Data tied to figure images
** Begin **

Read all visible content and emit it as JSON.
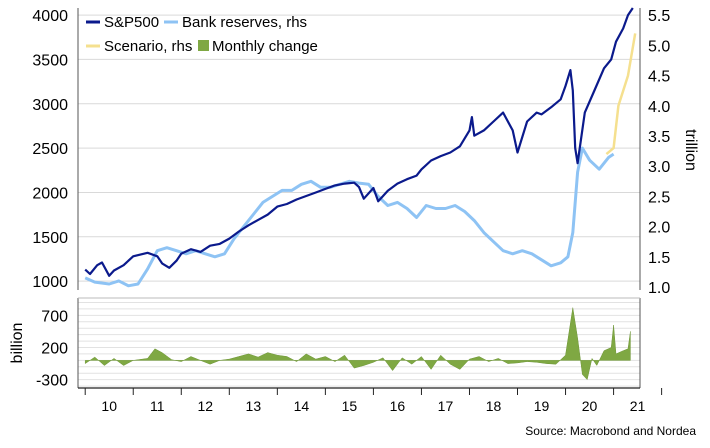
{
  "chart_data": [
    {
      "type": "line",
      "x_unit": "year",
      "xlim": [
        2009.85,
        2021.55
      ],
      "y_left": {
        "ylim": [
          900,
          4080
        ],
        "ticks": [
          1000,
          1500,
          2000,
          2500,
          3000,
          3500,
          4000
        ]
      },
      "y_right": {
        "label": "trillion",
        "ylim": [
          0.95,
          5.62
        ],
        "ticks": [
          "1.0",
          "1.5",
          "2.0",
          "2.5",
          "3.0",
          "3.5",
          "4.0",
          "4.5",
          "5.0",
          "5.5"
        ]
      },
      "legend": {
        "placement": "top-left",
        "entries": [
          {
            "label": "S&P500",
            "color": "#0b1a8c",
            "kind": "line"
          },
          {
            "label": "Bank reserves, rhs",
            "color": "#8ec3f4",
            "kind": "line"
          },
          {
            "label": "Scenario, rhs",
            "color": "#f5e08f",
            "kind": "line"
          },
          {
            "label": "Monthly change",
            "color": "#7fa843",
            "kind": "box"
          }
        ]
      },
      "series": [
        {
          "name": "S&P500",
          "axis": "left",
          "color": "#0b1a8c",
          "x": [
            2010.0,
            2010.1,
            2010.25,
            2010.35,
            2010.5,
            2010.6,
            2010.8,
            2011.0,
            2011.3,
            2011.5,
            2011.6,
            2011.75,
            2011.9,
            2012.0,
            2012.2,
            2012.4,
            2012.6,
            2012.8,
            2013.0,
            2013.2,
            2013.4,
            2013.6,
            2013.8,
            2014.0,
            2014.2,
            2014.4,
            2014.6,
            2014.8,
            2015.0,
            2015.2,
            2015.4,
            2015.6,
            2015.7,
            2015.8,
            2016.0,
            2016.1,
            2016.3,
            2016.5,
            2016.7,
            2016.9,
            2017.0,
            2017.2,
            2017.4,
            2017.6,
            2017.8,
            2018.0,
            2018.05,
            2018.1,
            2018.3,
            2018.5,
            2018.7,
            2018.9,
            2019.0,
            2019.2,
            2019.4,
            2019.5,
            2019.7,
            2019.9,
            2020.0,
            2020.1,
            2020.15,
            2020.2,
            2020.25,
            2020.4,
            2020.6,
            2020.8,
            2020.95,
            2021.05,
            2021.2,
            2021.3,
            2021.4
          ],
          "values": [
            1130,
            1080,
            1180,
            1210,
            1060,
            1120,
            1180,
            1280,
            1320,
            1280,
            1200,
            1150,
            1230,
            1310,
            1360,
            1330,
            1400,
            1420,
            1480,
            1560,
            1630,
            1690,
            1750,
            1840,
            1870,
            1920,
            1960,
            2000,
            2040,
            2080,
            2100,
            2110,
            2060,
            1930,
            2050,
            1900,
            2020,
            2100,
            2150,
            2190,
            2260,
            2360,
            2410,
            2450,
            2520,
            2700,
            2850,
            2640,
            2700,
            2800,
            2900,
            2700,
            2450,
            2800,
            2900,
            2880,
            2960,
            3050,
            3200,
            3380,
            3150,
            2500,
            2330,
            2900,
            3150,
            3400,
            3500,
            3700,
            3850,
            4000,
            4100
          ]
        },
        {
          "name": "Bank reserves, rhs",
          "axis": "right",
          "color": "#8ec3f4",
          "x": [
            2010.0,
            2010.2,
            2010.5,
            2010.7,
            2010.9,
            2011.1,
            2011.3,
            2011.5,
            2011.7,
            2011.9,
            2012.1,
            2012.3,
            2012.5,
            2012.7,
            2012.9,
            2013.1,
            2013.3,
            2013.5,
            2013.7,
            2013.9,
            2014.1,
            2014.3,
            2014.5,
            2014.7,
            2014.9,
            2015.1,
            2015.3,
            2015.5,
            2015.7,
            2015.9,
            2016.1,
            2016.3,
            2016.5,
            2016.7,
            2016.9,
            2017.1,
            2017.3,
            2017.5,
            2017.7,
            2017.9,
            2018.1,
            2018.3,
            2018.5,
            2018.7,
            2018.9,
            2019.1,
            2019.3,
            2019.5,
            2019.7,
            2019.9,
            2020.05,
            2020.15,
            2020.25,
            2020.35,
            2020.5,
            2020.7,
            2020.9,
            2021.0
          ],
          "values": [
            1.15,
            1.08,
            1.05,
            1.1,
            1.02,
            1.05,
            1.3,
            1.6,
            1.65,
            1.6,
            1.55,
            1.6,
            1.55,
            1.5,
            1.55,
            1.8,
            2.0,
            2.2,
            2.4,
            2.5,
            2.6,
            2.6,
            2.7,
            2.75,
            2.65,
            2.65,
            2.7,
            2.75,
            2.72,
            2.7,
            2.5,
            2.35,
            2.4,
            2.3,
            2.15,
            2.35,
            2.3,
            2.3,
            2.35,
            2.25,
            2.1,
            1.9,
            1.75,
            1.6,
            1.55,
            1.6,
            1.55,
            1.45,
            1.35,
            1.4,
            1.5,
            1.9,
            2.9,
            3.3,
            3.1,
            2.95,
            3.15,
            3.2
          ]
        },
        {
          "name": "Scenario, rhs",
          "axis": "right",
          "color": "#f5e08f",
          "x": [
            2020.85,
            2021.0,
            2021.1,
            2021.3,
            2021.45
          ],
          "values": [
            3.2,
            3.3,
            4.0,
            4.5,
            5.2
          ]
        }
      ]
    },
    {
      "type": "area",
      "ylabel": "billion",
      "ylim": [
        -430,
        970
      ],
      "y_ticks": [
        700,
        200,
        -300
      ],
      "series": [
        {
          "name": "Monthly change",
          "color": "#7fa843",
          "x": [
            2010.0,
            2010.2,
            2010.4,
            2010.6,
            2010.8,
            2011.0,
            2011.3,
            2011.45,
            2011.6,
            2011.8,
            2012.0,
            2012.2,
            2012.4,
            2012.6,
            2012.8,
            2013.0,
            2013.2,
            2013.4,
            2013.6,
            2013.8,
            2014.0,
            2014.2,
            2014.4,
            2014.6,
            2014.8,
            2015.0,
            2015.2,
            2015.4,
            2015.6,
            2015.8,
            2016.0,
            2016.2,
            2016.4,
            2016.6,
            2016.8,
            2017.0,
            2017.2,
            2017.4,
            2017.6,
            2017.8,
            2018.0,
            2018.2,
            2018.4,
            2018.6,
            2018.8,
            2019.0,
            2019.2,
            2019.4,
            2019.6,
            2019.8,
            2020.0,
            2020.15,
            2020.25,
            2020.35,
            2020.45,
            2020.55,
            2020.65,
            2020.8,
            2020.95,
            2021.0,
            2021.05,
            2021.2,
            2021.3,
            2021.35
          ],
          "values": [
            -50,
            50,
            -80,
            30,
            -80,
            0,
            30,
            180,
            120,
            10,
            -20,
            60,
            0,
            -60,
            0,
            20,
            60,
            100,
            50,
            120,
            80,
            60,
            -20,
            100,
            20,
            60,
            -20,
            80,
            -120,
            -80,
            -30,
            40,
            -160,
            40,
            -60,
            60,
            -140,
            80,
            -60,
            -140,
            20,
            60,
            -20,
            30,
            -50,
            -40,
            -20,
            -30,
            -50,
            -60,
            80,
            820,
            350,
            -220,
            -300,
            30,
            -80,
            150,
            200,
            550,
            100,
            150,
            180,
            450
          ]
        }
      ]
    },
    {
      "type": "axis",
      "x_ticks": [
        "10",
        "11",
        "12",
        "13",
        "14",
        "15",
        "16",
        "17",
        "18",
        "19",
        "20",
        "21"
      ]
    }
  ],
  "source": "Source: Macrobond and Nordea"
}
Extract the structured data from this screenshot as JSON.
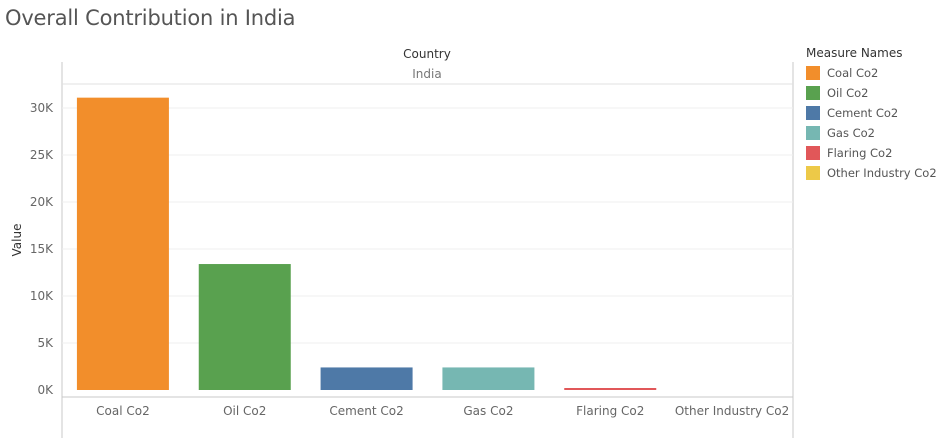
{
  "chart_title": "Overall Contribution in India",
  "header": {
    "dimension_label": "Country",
    "pane_label": "India"
  },
  "legend": {
    "title": "Measure Names",
    "items": [
      {
        "label": "Coal Co2",
        "color": "#f28e2b"
      },
      {
        "label": "Oil Co2",
        "color": "#59a14f"
      },
      {
        "label": "Cement Co2",
        "color": "#4e79a7"
      },
      {
        "label": "Gas Co2",
        "color": "#76b7b2"
      },
      {
        "label": "Flaring Co2",
        "color": "#e15759"
      },
      {
        "label": "Other Industry Co2",
        "color": "#edc948"
      }
    ]
  },
  "chart_data": {
    "type": "bar",
    "categories": [
      "Coal Co2",
      "Oil Co2",
      "Cement Co2",
      "Gas Co2",
      "Flaring Co2",
      "Other Industry Co2"
    ],
    "values": [
      31100,
      13400,
      2400,
      2400,
      150,
      0
    ],
    "colors": [
      "#f28e2b",
      "#59a14f",
      "#4e79a7",
      "#76b7b2",
      "#e15759",
      "#edc948"
    ],
    "ylabel": "Value",
    "ylim": [
      0,
      31500
    ],
    "yticks": [
      0,
      5000,
      10000,
      15000,
      20000,
      25000,
      30000
    ],
    "ytick_labels": [
      "0K",
      "5K",
      "10K",
      "15K",
      "20K",
      "25K",
      "30K"
    ],
    "grid": true
  }
}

** End **

Go through the records and pull out each line that includes the word "Other".

**Output of the task:**
        "label": "Other Industry Co2",
      "Other Industry Co2"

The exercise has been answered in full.